Filter the entries and keep only the lines where the string "overlay" appears.

Stored data
____

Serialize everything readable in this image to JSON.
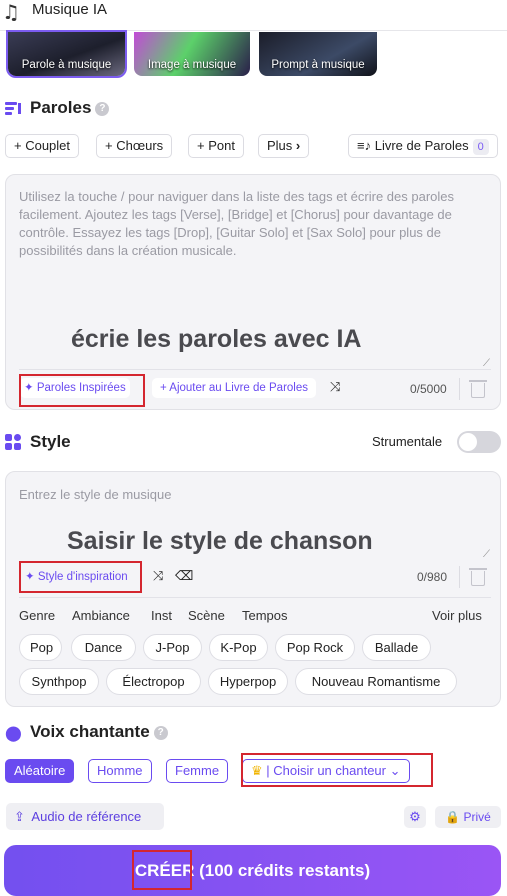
{
  "header": {
    "title": "Musique IA"
  },
  "modes": [
    "Parole à musique",
    "Image à musique",
    "Prompt à musique"
  ],
  "lyrics": {
    "title": "Paroles",
    "chips": [
      "+ Couplet",
      "+ Chœurs",
      "+ Pont",
      "Plus"
    ],
    "lyrics_book": {
      "label": "Livre de Paroles",
      "count": "0"
    },
    "placeholder": "Utilisez la touche / pour naviguer dans la liste des tags et écrire des paroles facilement. Ajoutez les tags [Verse], [Bridge] et [Chorus] pour davantage de contrôle. Essayez les tags [Drop], [Guitar Solo] et [Sax Solo] pour plus de possibilités dans la création musicale.",
    "overlay": "écrie les paroles avec IA",
    "inspired_label": "Paroles Inspirées",
    "add_book_label": "+ Ajouter au Livre de Paroles",
    "counter": "0/5000"
  },
  "style": {
    "title": "Style",
    "instrumental_label": "Strumentale",
    "instrumental_on": false,
    "placeholder": "Entrez le style de musique",
    "overlay": "Saisir le style de chanson",
    "inspiration_label": "Style d'inspiration",
    "counter": "0/980",
    "tabs": [
      "Genre",
      "Ambiance",
      "Inst",
      "Scène",
      "Tempos"
    ],
    "active_tab": "Genre",
    "see_more": "Voir plus",
    "tags": [
      "Pop",
      "Dance",
      "J-Pop",
      "K-Pop",
      "Pop Rock",
      "Ballade",
      "Synthpop",
      "Électropop",
      "Hyperpop",
      "Nouveau Romantisme"
    ]
  },
  "voice": {
    "title": "Voix chantante",
    "options": [
      "Aléatoire",
      "Homme",
      "Femme"
    ],
    "active": "Aléatoire",
    "choose_singer": "Choisir un chanteur"
  },
  "footer": {
    "reference_audio": "Audio de référence",
    "private_label": "Privé",
    "create_label": "CRÉER",
    "credits_label": "(100 crédits restants)"
  },
  "colors": {
    "accent": "#6a4bf0",
    "highlight": "#d4262f"
  }
}
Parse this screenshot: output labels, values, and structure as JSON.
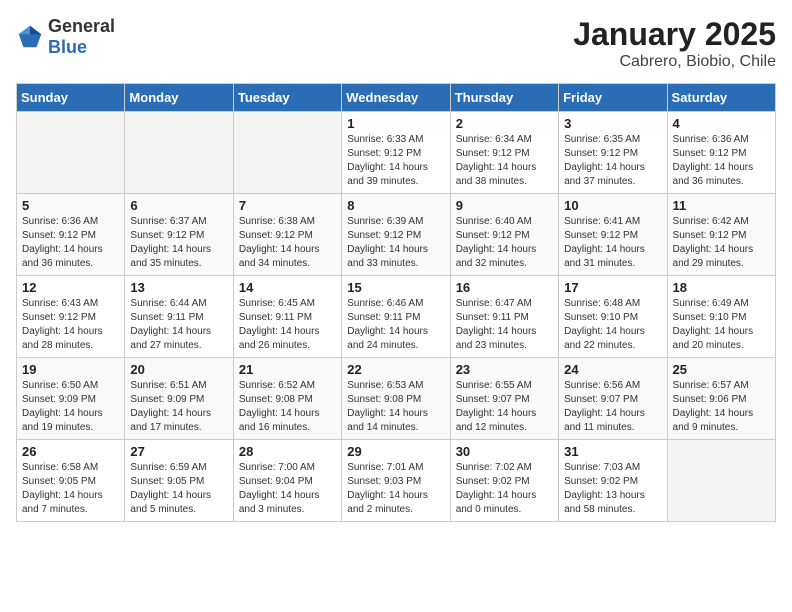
{
  "logo": {
    "general": "General",
    "blue": "Blue"
  },
  "header": {
    "month": "January 2025",
    "location": "Cabrero, Biobio, Chile"
  },
  "days_of_week": [
    "Sunday",
    "Monday",
    "Tuesday",
    "Wednesday",
    "Thursday",
    "Friday",
    "Saturday"
  ],
  "weeks": [
    [
      {
        "day": "",
        "sunrise": "",
        "sunset": "",
        "daylight": "",
        "empty": true
      },
      {
        "day": "",
        "sunrise": "",
        "sunset": "",
        "daylight": "",
        "empty": true
      },
      {
        "day": "",
        "sunrise": "",
        "sunset": "",
        "daylight": "",
        "empty": true
      },
      {
        "day": "1",
        "sunrise": "Sunrise: 6:33 AM",
        "sunset": "Sunset: 9:12 PM",
        "daylight": "Daylight: 14 hours and 39 minutes.",
        "empty": false
      },
      {
        "day": "2",
        "sunrise": "Sunrise: 6:34 AM",
        "sunset": "Sunset: 9:12 PM",
        "daylight": "Daylight: 14 hours and 38 minutes.",
        "empty": false
      },
      {
        "day": "3",
        "sunrise": "Sunrise: 6:35 AM",
        "sunset": "Sunset: 9:12 PM",
        "daylight": "Daylight: 14 hours and 37 minutes.",
        "empty": false
      },
      {
        "day": "4",
        "sunrise": "Sunrise: 6:36 AM",
        "sunset": "Sunset: 9:12 PM",
        "daylight": "Daylight: 14 hours and 36 minutes.",
        "empty": false
      }
    ],
    [
      {
        "day": "5",
        "sunrise": "Sunrise: 6:36 AM",
        "sunset": "Sunset: 9:12 PM",
        "daylight": "Daylight: 14 hours and 36 minutes.",
        "empty": false
      },
      {
        "day": "6",
        "sunrise": "Sunrise: 6:37 AM",
        "sunset": "Sunset: 9:12 PM",
        "daylight": "Daylight: 14 hours and 35 minutes.",
        "empty": false
      },
      {
        "day": "7",
        "sunrise": "Sunrise: 6:38 AM",
        "sunset": "Sunset: 9:12 PM",
        "daylight": "Daylight: 14 hours and 34 minutes.",
        "empty": false
      },
      {
        "day": "8",
        "sunrise": "Sunrise: 6:39 AM",
        "sunset": "Sunset: 9:12 PM",
        "daylight": "Daylight: 14 hours and 33 minutes.",
        "empty": false
      },
      {
        "day": "9",
        "sunrise": "Sunrise: 6:40 AM",
        "sunset": "Sunset: 9:12 PM",
        "daylight": "Daylight: 14 hours and 32 minutes.",
        "empty": false
      },
      {
        "day": "10",
        "sunrise": "Sunrise: 6:41 AM",
        "sunset": "Sunset: 9:12 PM",
        "daylight": "Daylight: 14 hours and 31 minutes.",
        "empty": false
      },
      {
        "day": "11",
        "sunrise": "Sunrise: 6:42 AM",
        "sunset": "Sunset: 9:12 PM",
        "daylight": "Daylight: 14 hours and 29 minutes.",
        "empty": false
      }
    ],
    [
      {
        "day": "12",
        "sunrise": "Sunrise: 6:43 AM",
        "sunset": "Sunset: 9:12 PM",
        "daylight": "Daylight: 14 hours and 28 minutes.",
        "empty": false
      },
      {
        "day": "13",
        "sunrise": "Sunrise: 6:44 AM",
        "sunset": "Sunset: 9:11 PM",
        "daylight": "Daylight: 14 hours and 27 minutes.",
        "empty": false
      },
      {
        "day": "14",
        "sunrise": "Sunrise: 6:45 AM",
        "sunset": "Sunset: 9:11 PM",
        "daylight": "Daylight: 14 hours and 26 minutes.",
        "empty": false
      },
      {
        "day": "15",
        "sunrise": "Sunrise: 6:46 AM",
        "sunset": "Sunset: 9:11 PM",
        "daylight": "Daylight: 14 hours and 24 minutes.",
        "empty": false
      },
      {
        "day": "16",
        "sunrise": "Sunrise: 6:47 AM",
        "sunset": "Sunset: 9:11 PM",
        "daylight": "Daylight: 14 hours and 23 minutes.",
        "empty": false
      },
      {
        "day": "17",
        "sunrise": "Sunrise: 6:48 AM",
        "sunset": "Sunset: 9:10 PM",
        "daylight": "Daylight: 14 hours and 22 minutes.",
        "empty": false
      },
      {
        "day": "18",
        "sunrise": "Sunrise: 6:49 AM",
        "sunset": "Sunset: 9:10 PM",
        "daylight": "Daylight: 14 hours and 20 minutes.",
        "empty": false
      }
    ],
    [
      {
        "day": "19",
        "sunrise": "Sunrise: 6:50 AM",
        "sunset": "Sunset: 9:09 PM",
        "daylight": "Daylight: 14 hours and 19 minutes.",
        "empty": false
      },
      {
        "day": "20",
        "sunrise": "Sunrise: 6:51 AM",
        "sunset": "Sunset: 9:09 PM",
        "daylight": "Daylight: 14 hours and 17 minutes.",
        "empty": false
      },
      {
        "day": "21",
        "sunrise": "Sunrise: 6:52 AM",
        "sunset": "Sunset: 9:08 PM",
        "daylight": "Daylight: 14 hours and 16 minutes.",
        "empty": false
      },
      {
        "day": "22",
        "sunrise": "Sunrise: 6:53 AM",
        "sunset": "Sunset: 9:08 PM",
        "daylight": "Daylight: 14 hours and 14 minutes.",
        "empty": false
      },
      {
        "day": "23",
        "sunrise": "Sunrise: 6:55 AM",
        "sunset": "Sunset: 9:07 PM",
        "daylight": "Daylight: 14 hours and 12 minutes.",
        "empty": false
      },
      {
        "day": "24",
        "sunrise": "Sunrise: 6:56 AM",
        "sunset": "Sunset: 9:07 PM",
        "daylight": "Daylight: 14 hours and 11 minutes.",
        "empty": false
      },
      {
        "day": "25",
        "sunrise": "Sunrise: 6:57 AM",
        "sunset": "Sunset: 9:06 PM",
        "daylight": "Daylight: 14 hours and 9 minutes.",
        "empty": false
      }
    ],
    [
      {
        "day": "26",
        "sunrise": "Sunrise: 6:58 AM",
        "sunset": "Sunset: 9:05 PM",
        "daylight": "Daylight: 14 hours and 7 minutes.",
        "empty": false
      },
      {
        "day": "27",
        "sunrise": "Sunrise: 6:59 AM",
        "sunset": "Sunset: 9:05 PM",
        "daylight": "Daylight: 14 hours and 5 minutes.",
        "empty": false
      },
      {
        "day": "28",
        "sunrise": "Sunrise: 7:00 AM",
        "sunset": "Sunset: 9:04 PM",
        "daylight": "Daylight: 14 hours and 3 minutes.",
        "empty": false
      },
      {
        "day": "29",
        "sunrise": "Sunrise: 7:01 AM",
        "sunset": "Sunset: 9:03 PM",
        "daylight": "Daylight: 14 hours and 2 minutes.",
        "empty": false
      },
      {
        "day": "30",
        "sunrise": "Sunrise: 7:02 AM",
        "sunset": "Sunset: 9:02 PM",
        "daylight": "Daylight: 14 hours and 0 minutes.",
        "empty": false
      },
      {
        "day": "31",
        "sunrise": "Sunrise: 7:03 AM",
        "sunset": "Sunset: 9:02 PM",
        "daylight": "Daylight: 13 hours and 58 minutes.",
        "empty": false
      },
      {
        "day": "",
        "sunrise": "",
        "sunset": "",
        "daylight": "",
        "empty": true
      }
    ]
  ]
}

____

▶ TASK ANSWER
    "overlay": "écrie les paroles avec IA",
    "overlay": "Saisir le style de chanson",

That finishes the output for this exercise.